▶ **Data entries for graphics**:
○ ○ ○ ○

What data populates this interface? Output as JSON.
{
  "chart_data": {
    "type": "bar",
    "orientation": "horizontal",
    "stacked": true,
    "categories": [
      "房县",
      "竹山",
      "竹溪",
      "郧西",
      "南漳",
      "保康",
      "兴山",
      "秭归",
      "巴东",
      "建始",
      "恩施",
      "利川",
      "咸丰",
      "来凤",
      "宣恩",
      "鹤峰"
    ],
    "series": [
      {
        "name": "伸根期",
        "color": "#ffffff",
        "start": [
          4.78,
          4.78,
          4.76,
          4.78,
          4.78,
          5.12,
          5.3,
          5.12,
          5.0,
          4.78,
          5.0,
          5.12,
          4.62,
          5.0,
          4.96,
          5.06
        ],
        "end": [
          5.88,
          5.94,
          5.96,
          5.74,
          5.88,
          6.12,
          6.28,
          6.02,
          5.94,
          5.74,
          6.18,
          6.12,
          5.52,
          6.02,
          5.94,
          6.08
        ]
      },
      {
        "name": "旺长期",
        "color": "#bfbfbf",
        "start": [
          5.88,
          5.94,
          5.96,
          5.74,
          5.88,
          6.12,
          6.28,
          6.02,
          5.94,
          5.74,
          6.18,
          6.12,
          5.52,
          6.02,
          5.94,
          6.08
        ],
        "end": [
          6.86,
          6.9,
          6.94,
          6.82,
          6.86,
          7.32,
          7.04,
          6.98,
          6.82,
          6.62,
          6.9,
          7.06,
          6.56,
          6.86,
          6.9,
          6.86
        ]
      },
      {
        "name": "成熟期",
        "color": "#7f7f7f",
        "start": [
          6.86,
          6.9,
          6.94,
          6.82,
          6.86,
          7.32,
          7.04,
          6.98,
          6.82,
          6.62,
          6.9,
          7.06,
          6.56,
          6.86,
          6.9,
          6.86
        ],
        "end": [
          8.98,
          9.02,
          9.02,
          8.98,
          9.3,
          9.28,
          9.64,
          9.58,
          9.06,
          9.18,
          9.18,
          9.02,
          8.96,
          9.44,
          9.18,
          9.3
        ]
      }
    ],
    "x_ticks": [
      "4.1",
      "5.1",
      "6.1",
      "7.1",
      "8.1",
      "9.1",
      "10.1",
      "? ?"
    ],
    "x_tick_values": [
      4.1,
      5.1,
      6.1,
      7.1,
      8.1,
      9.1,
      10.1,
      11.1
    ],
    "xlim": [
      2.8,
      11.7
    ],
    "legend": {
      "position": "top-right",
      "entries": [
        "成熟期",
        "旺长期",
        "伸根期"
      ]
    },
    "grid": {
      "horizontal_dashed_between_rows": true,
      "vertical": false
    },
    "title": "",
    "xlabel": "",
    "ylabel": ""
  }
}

○ ○ ○ ○

▶ **SET TASK**: Reproduce the entries above exactly.

▶ **RESPONSE TO THE EXERCISE**:
What data populates this interface? Output as JSON.
{
  "chart_data": {
    "type": "bar",
    "orientation": "horizontal",
    "stacked": true,
    "categories": [
      "房县",
      "竹山",
      "竹溪",
      "郧西",
      "南漳",
      "保康",
      "兴山",
      "秭归",
      "巴东",
      "建始",
      "恩施",
      "利川",
      "咸丰",
      "来凤",
      "宣恩",
      "鹤峰"
    ],
    "series": [
      {
        "name": "伸根期",
        "color": "#ffffff",
        "start": [
          4.78,
          4.78,
          4.76,
          4.78,
          4.78,
          5.12,
          5.3,
          5.12,
          5.0,
          4.78,
          5.0,
          5.12,
          4.62,
          5.0,
          4.96,
          5.06
        ],
        "end": [
          5.88,
          5.94,
          5.96,
          5.74,
          5.88,
          6.12,
          6.28,
          6.02,
          5.94,
          5.74,
          6.18,
          6.12,
          5.52,
          6.02,
          5.94,
          6.08
        ]
      },
      {
        "name": "旺长期",
        "color": "#bfbfbf",
        "start": [
          5.88,
          5.94,
          5.96,
          5.74,
          5.88,
          6.12,
          6.28,
          6.02,
          5.94,
          5.74,
          6.18,
          6.12,
          5.52,
          6.02,
          5.94,
          6.08
        ],
        "end": [
          6.86,
          6.9,
          6.94,
          6.82,
          6.86,
          7.32,
          7.04,
          6.98,
          6.82,
          6.62,
          6.9,
          7.06,
          6.56,
          6.86,
          6.9,
          6.86
        ]
      },
      {
        "name": "成熟期",
        "color": "#7f7f7f",
        "start": [
          6.86,
          6.9,
          6.94,
          6.82,
          6.86,
          7.32,
          7.04,
          6.98,
          6.82,
          6.62,
          6.9,
          7.06,
          6.56,
          6.86,
          6.9,
          6.86
        ],
        "end": [
          8.98,
          9.02,
          9.02,
          8.98,
          9.3,
          9.28,
          9.64,
          9.58,
          9.06,
          9.18,
          9.18,
          9.02,
          8.96,
          9.44,
          9.18,
          9.3
        ]
      }
    ],
    "x_ticks": [
      "4.1",
      "5.1",
      "6.1",
      "7.1",
      "8.1",
      "9.1",
      "10.1",
      "? ?"
    ],
    "x_tick_values": [
      4.1,
      5.1,
      6.1,
      7.1,
      8.1,
      9.1,
      10.1,
      11.1
    ],
    "xlim": [
      2.8,
      11.7
    ],
    "legend": {
      "position": "top-right",
      "entries": [
        "成熟期",
        "旺长期",
        "伸根期"
      ]
    },
    "grid": {
      "horizontal_dashed_between_rows": true,
      "vertical": false
    },
    "title": "",
    "xlabel": "",
    "ylabel": ""
  }
}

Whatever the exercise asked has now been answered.